=== The exercise ===
Copy everything in the data below exactly except the pictures.

=== Material for this exercise ===
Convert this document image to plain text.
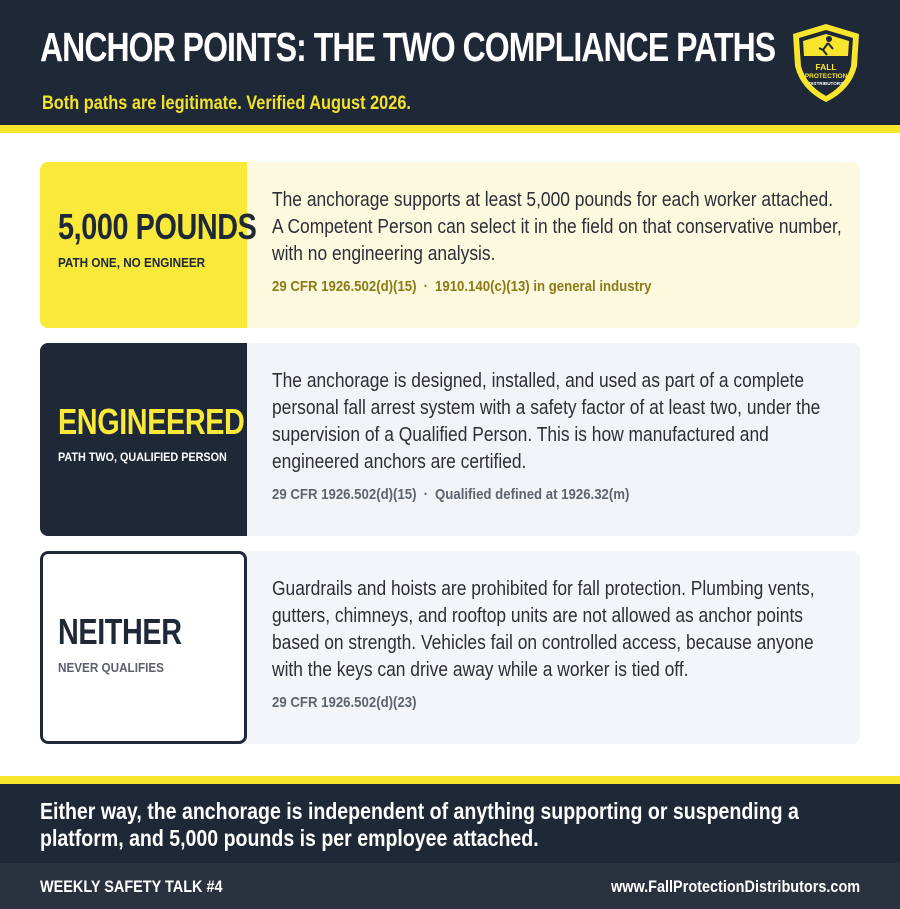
ANCHOR POINTS: THE TWO COMPLIANCE PATHS
Both paths are legitimate. Verified August 2026.
FALL
PROTECTION
DISTRIBUTORS
5,000 POUNDS
PATH ONE, NO ENGINEER
The anchorage supports at least 5,000 pounds for each worker attached.
A Competent Person can select it in the field on that conservative number,
with no engineering analysis.
29 CFR 1926.502(d)(15) · 1910.140(c)(13) in general industry
ENGINEERED
PATH TWO, QUALIFIED PERSON
The anchorage is designed, installed, and used as part of a complete
personal fall arrest system with a safety factor of at least two, under the
supervision of a Qualified Person. This is how manufactured and
engineered anchors are certified.
29 CFR 1926.502(d)(15) · Qualified defined at 1926.32(m)
NEITHER
NEVER QUALIFIES
Guardrails and hoists are prohibited for fall protection. Plumbing vents,
gutters, chimneys, and rooftop units are not allowed as anchor points
based on strength. Vehicles fail on controlled access, because anyone
with the keys can drive away while a worker is tied off.
29 CFR 1926.502(d)(23)
Either way, the anchorage is independent of anything supporting or suspending a
platform, and 5,000 pounds is per employee attached.
WEEKLY SAFETY TALK #4	www.FallProtectionDistributors.com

=== Exercise solution ===
Convert this document image to plain text.
ANCHOR POINTS: THE TWO COMPLIANCE PATHS
Both paths are legitimate. Verified August 2026.
FALL
PROTECTION
DISTRIBUTORS
5,000 POUNDS
PATH ONE, NO ENGINEER
The anchorage supports at least 5,000 pounds for each worker attached.
A Competent Person can select it in the field on that conservative number,
with no engineering analysis.
29 CFR 1926.502(d)(15) · 1910.140(c)(13) in general industry
ENGINEERED
PATH TWO, QUALIFIED PERSON
The anchorage is designed, installed, and used as part of a complete
personal fall arrest system with a safety factor of at least two, under the
supervision of a Qualified Person. This is how manufactured and
engineered anchors are certified.
29 CFR 1926.502(d)(15) · Qualified defined at 1926.32(m)
NEITHER
NEVER QUALIFIES
Guardrails and hoists are prohibited for fall protection. Plumbing vents,
gutters, chimneys, and rooftop units are not allowed as anchor points
based on strength. Vehicles fail on controlled access, because anyone
with the keys can drive away while a worker is tied off.
29 CFR 1926.502(d)(23)
Either way, the anchorage is independent of anything supporting or suspending a
platform, and 5,000 pounds is per employee attached.
WEEKLY SAFETY TALK #4	www.FallProtectionDistributors.com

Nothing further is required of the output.